Supplied information Block Start

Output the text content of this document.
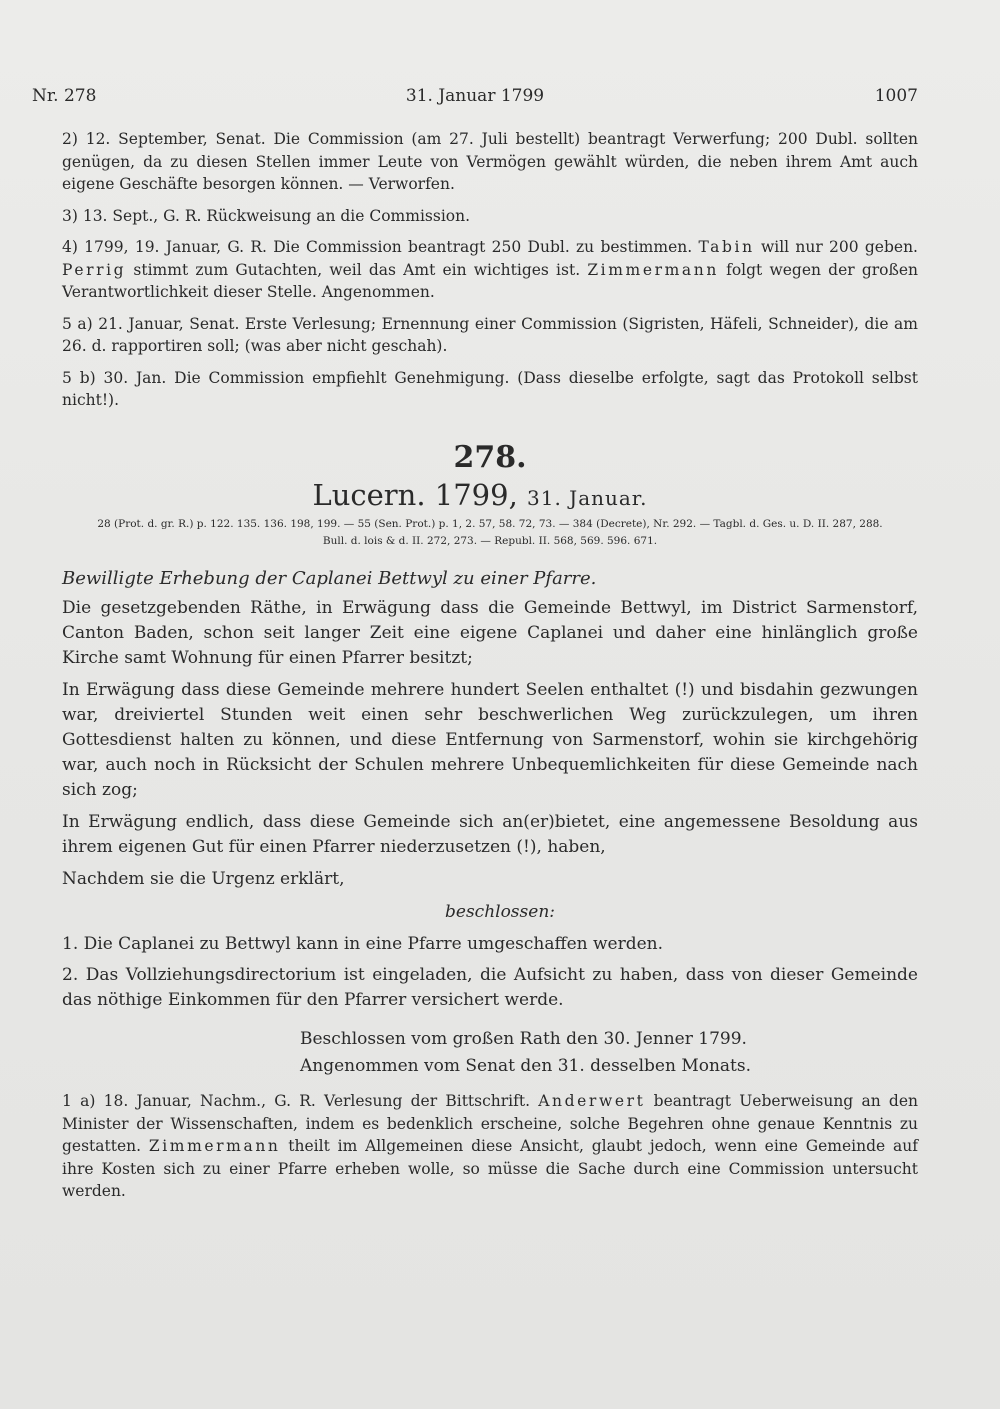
Nr. 278	31. Januar 1799	1007

2) 12. September, Senat. Die Commission (am 27. Juli bestellt) beantragt Verwerfung; 200 Dubl. sollten genügen, da zu diesen Stellen immer Leute von Vermögen gewählt würden, die neben ihrem Amt auch eigene Geschäfte besorgen können. — Verworfen.

3) 13. Sept., G. R. Rückweisung an die Commission.

4) 1799, 19. Januar, G. R. Die Commission beantragt 250 Dubl. zu bestimmen. Tabin will nur 200 geben. Perrig stimmt zum Gutachten, weil das Amt ein wichtiges ist. Zimmermann folgt wegen der großen Verantwortlichkeit dieser Stelle. Angenommen.

5 a) 21. Januar, Senat. Erste Verlesung; Ernennung einer Commission (Sigristen, Häfeli, Schneider), die am 26. d. rapportiren soll; (was aber nicht geschah).

5 b) 30. Jan. Die Commission empfiehlt Genehmigung. (Dass dieselbe erfolgte, sagt das Protokoll selbst nicht!).

278.
Lucern. 1799, 31. Januar.
28 (Prot. d. gr. R.) p. 122. 135. 136. 198, 199. — 55 (Sen. Prot.) p. 1, 2. 57, 58. 72, 73. — 384 (Decrete), Nr. 292. — Tagbl. d. Ges. u. D. II. 287, 288.
Bull. d. lois & d. II. 272, 273. — Republ. II. 568, 569. 596. 671.
Bewilligte Erhebung der Caplanei Bettwyl zu einer Pfarre.

Die gesetzgebenden Räthe, in Erwägung dass die Gemeinde Bettwyl, im District Sarmenstorf, Canton Baden, schon seit langer Zeit eine eigene Caplanei und daher eine hinlänglich große Kirche samt Wohnung für einen Pfarrer besitzt;

In Erwägung dass diese Gemeinde mehrere hundert Seelen enthaltet (!) und bisdahin gezwungen war, dreiviertel Stunden weit einen sehr beschwerlichen Weg zurückzulegen, um ihren Gottesdienst halten zu können, und diese Entfernung von Sarmenstorf, wohin sie kirchgehörig war, auch noch in Rücksicht der Schulen mehrere Unbequemlichkeiten für diese Gemeinde nach sich zog;

In Erwägung endlich, dass diese Gemeinde sich an(er)bietet, eine angemessene Besoldung aus ihrem eigenen Gut für einen Pfarrer niederzusetzen (!), haben,

Nachdem sie die Urgenz erklärt,

beschlossen:

1. Die Caplanei zu Bettwyl kann in eine Pfarre umgeschaffen werden.

2. Das Vollziehungsdirectorium ist eingeladen, die Aufsicht zu haben, dass von dieser Gemeinde das nöthige Einkommen für den Pfarrer versichert werde.

Beschlossen vom großen Rath den 30. Jenner 1799.
Angenommen vom Senat den 31. desselben Monats.

1 a) 18. Januar, Nachm., G. R. Verlesung der Bittschrift. Anderwert beantragt Ueberweisung an den Minister der Wissenschaften, indem es bedenklich erscheine, solche Begehren ohne genaue Kenntnis zu gestatten. Zimmermann theilt im Allgemeinen diese Ansicht, glaubt jedoch, wenn eine Gemeinde auf ihre Kosten sich zu einer Pfarre erheben wolle, so müsse die Sache durch eine Commission untersucht werden.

Supplied information Block End

[Work instructions]
When you copy the data above, reproduce each line exactly and skip every image.

[Task output]
Output the text content of this document.
Nr. 278	31. Januar 1799	1007

2) 12. September, Senat. Die Commission (am 27. Juli bestellt) beantragt Verwerfung; 200 Dubl. sollten genügen, da zu diesen Stellen immer Leute von Vermögen gewählt würden, die neben ihrem Amt auch eigene Geschäfte besorgen können. — Verworfen.

3) 13. Sept., G. R. Rückweisung an die Commission.

4) 1799, 19. Januar, G. R. Die Commission beantragt 250 Dubl. zu bestimmen. Tabin will nur 200 geben. Perrig stimmt zum Gutachten, weil das Amt ein wichtiges ist. Zimmermann folgt wegen der großen Verantwortlichkeit dieser Stelle. Angenommen.

5 a) 21. Januar, Senat. Erste Verlesung; Ernennung einer Commission (Sigristen, Häfeli, Schneider), die am 26. d. rapportiren soll; (was aber nicht geschah).

5 b) 30. Jan. Die Commission empfiehlt Genehmigung. (Dass dieselbe erfolgte, sagt das Protokoll selbst nicht!).

278.
Lucern. 1799, 31. Januar.
28 (Prot. d. gr. R.) p. 122. 135. 136. 198, 199. — 55 (Sen. Prot.) p. 1, 2. 57, 58. 72, 73. — 384 (Decrete), Nr. 292. — Tagbl. d. Ges. u. D. II. 287, 288.
Bull. d. lois & d. II. 272, 273. — Republ. II. 568, 569. 596. 671.
Bewilligte Erhebung der Caplanei Bettwyl zu einer Pfarre.

Die gesetzgebenden Räthe, in Erwägung dass die Gemeinde Bettwyl, im District Sarmenstorf, Canton Baden, schon seit langer Zeit eine eigene Caplanei und daher eine hinlänglich große Kirche samt Wohnung für einen Pfarrer besitzt;

In Erwägung dass diese Gemeinde mehrere hundert Seelen enthaltet (!) und bisdahin gezwungen war, dreiviertel Stunden weit einen sehr beschwerlichen Weg zurückzulegen, um ihren Gottesdienst halten zu können, und diese Entfernung von Sarmenstorf, wohin sie kirchgehörig war, auch noch in Rücksicht der Schulen mehrere Unbequemlichkeiten für diese Gemeinde nach sich zog;

In Erwägung endlich, dass diese Gemeinde sich an(er)bietet, eine angemessene Besoldung aus ihrem eigenen Gut für einen Pfarrer niederzusetzen (!), haben,

Nachdem sie die Urgenz erklärt,

beschlossen:

1. Die Caplanei zu Bettwyl kann in eine Pfarre umgeschaffen werden.

2. Das Vollziehungsdirectorium ist eingeladen, die Aufsicht zu haben, dass von dieser Gemeinde das nöthige Einkommen für den Pfarrer versichert werde.

Beschlossen vom großen Rath den 30. Jenner 1799.
Angenommen vom Senat den 31. desselben Monats.

1 a) 18. Januar, Nachm., G. R. Verlesung der Bittschrift. Anderwert beantragt Ueberweisung an den Minister der Wissenschaften, indem es bedenklich erscheine, solche Begehren ohne genaue Kenntnis zu gestatten. Zimmermann theilt im Allgemeinen diese Ansicht, glaubt jedoch, wenn eine Gemeinde auf ihre Kosten sich zu einer Pfarre erheben wolle, so müsse die Sache durch eine Commission untersucht werden.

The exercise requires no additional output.